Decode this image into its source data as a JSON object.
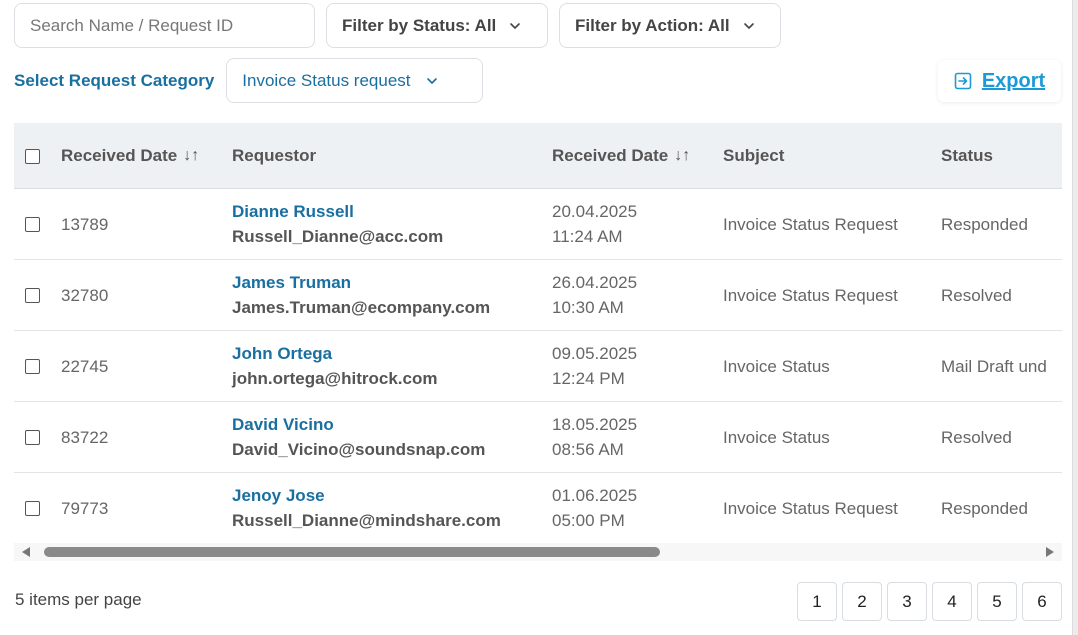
{
  "filters": {
    "search_placeholder": "Search Name / Request ID",
    "status_label": "Filter by Status: All",
    "action_label": "Filter by Action: All"
  },
  "category": {
    "label": "Select Request Category",
    "selected": "Invoice Status request"
  },
  "export": {
    "label": "Export"
  },
  "table": {
    "headers": {
      "col1": "Received Date",
      "col2": "Requestor",
      "col3": "Received Date",
      "col4": "Subject",
      "col5": "Status"
    },
    "rows": [
      {
        "id": "13789",
        "name": "Dianne Russell",
        "email": "Russell_Dianne@acc.com",
        "date": "20.04.2025",
        "time": "11:24 AM",
        "subject": "Invoice Status Request",
        "status": "Responded"
      },
      {
        "id": "32780",
        "name": "James Truman",
        "email": "James.Truman@ecompany.com",
        "date": "26.04.2025",
        "time": "10:30 AM",
        "subject": "Invoice Status Request",
        "status": "Resolved"
      },
      {
        "id": "22745",
        "name": "John Ortega",
        "email": "john.ortega@hitrock.com",
        "date": "09.05.2025",
        "time": "12:24 PM",
        "subject": "Invoice Status",
        "status": "Mail Draft und"
      },
      {
        "id": "83722",
        "name": "David Vicino",
        "email": "David_Vicino@soundsnap.com",
        "date": "18.05.2025",
        "time": "08:56 AM",
        "subject": "Invoice Status",
        "status": "Resolved"
      },
      {
        "id": "79773",
        "name": "Jenoy Jose",
        "email": "Russell_Dianne@mindshare.com",
        "date": "01.06.2025",
        "time": "05:00 PM",
        "subject": "Invoice Status Request",
        "status": "Responded"
      }
    ]
  },
  "footer": {
    "per_page": "5 items per page",
    "pages": [
      "1",
      "2",
      "3",
      "4",
      "5",
      "6"
    ]
  },
  "icons": {
    "sort": "sort-icon",
    "chevron": "chevron-down-icon",
    "export": "export-icon"
  },
  "colors": {
    "accent": "#1a6fa1",
    "link": "#1d9ad6",
    "header_bg": "#eef1f4"
  }
}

----

Goal
Reproduce every line above as written, skipping pictures.

Solution to this task
Decode this image into its source data as a JSON object.
{
  "filters": {
    "search_placeholder": "Search Name / Request ID",
    "status_label": "Filter by Status: All",
    "action_label": "Filter by Action: All"
  },
  "category": {
    "label": "Select Request Category",
    "selected": "Invoice Status request"
  },
  "export": {
    "label": "Export"
  },
  "table": {
    "headers": {
      "col1": "Received Date",
      "col2": "Requestor",
      "col3": "Received Date",
      "col4": "Subject",
      "col5": "Status"
    },
    "rows": [
      {
        "id": "13789",
        "name": "Dianne Russell",
        "email": "Russell_Dianne@acc.com",
        "date": "20.04.2025",
        "time": "11:24 AM",
        "subject": "Invoice Status Request",
        "status": "Responded"
      },
      {
        "id": "32780",
        "name": "James Truman",
        "email": "James.Truman@ecompany.com",
        "date": "26.04.2025",
        "time": "10:30 AM",
        "subject": "Invoice Status Request",
        "status": "Resolved"
      },
      {
        "id": "22745",
        "name": "John Ortega",
        "email": "john.ortega@hitrock.com",
        "date": "09.05.2025",
        "time": "12:24 PM",
        "subject": "Invoice Status",
        "status": "Mail Draft und"
      },
      {
        "id": "83722",
        "name": "David Vicino",
        "email": "David_Vicino@soundsnap.com",
        "date": "18.05.2025",
        "time": "08:56 AM",
        "subject": "Invoice Status",
        "status": "Resolved"
      },
      {
        "id": "79773",
        "name": "Jenoy Jose",
        "email": "Russell_Dianne@mindshare.com",
        "date": "01.06.2025",
        "time": "05:00 PM",
        "subject": "Invoice Status Request",
        "status": "Responded"
      }
    ]
  },
  "footer": {
    "per_page": "5 items per page",
    "pages": [
      "1",
      "2",
      "3",
      "4",
      "5",
      "6"
    ]
  },
  "icons": {
    "sort": "sort-icon",
    "chevron": "chevron-down-icon",
    "export": "export-icon"
  },
  "colors": {
    "accent": "#1a6fa1",
    "link": "#1d9ad6",
    "header_bg": "#eef1f4"
  }
}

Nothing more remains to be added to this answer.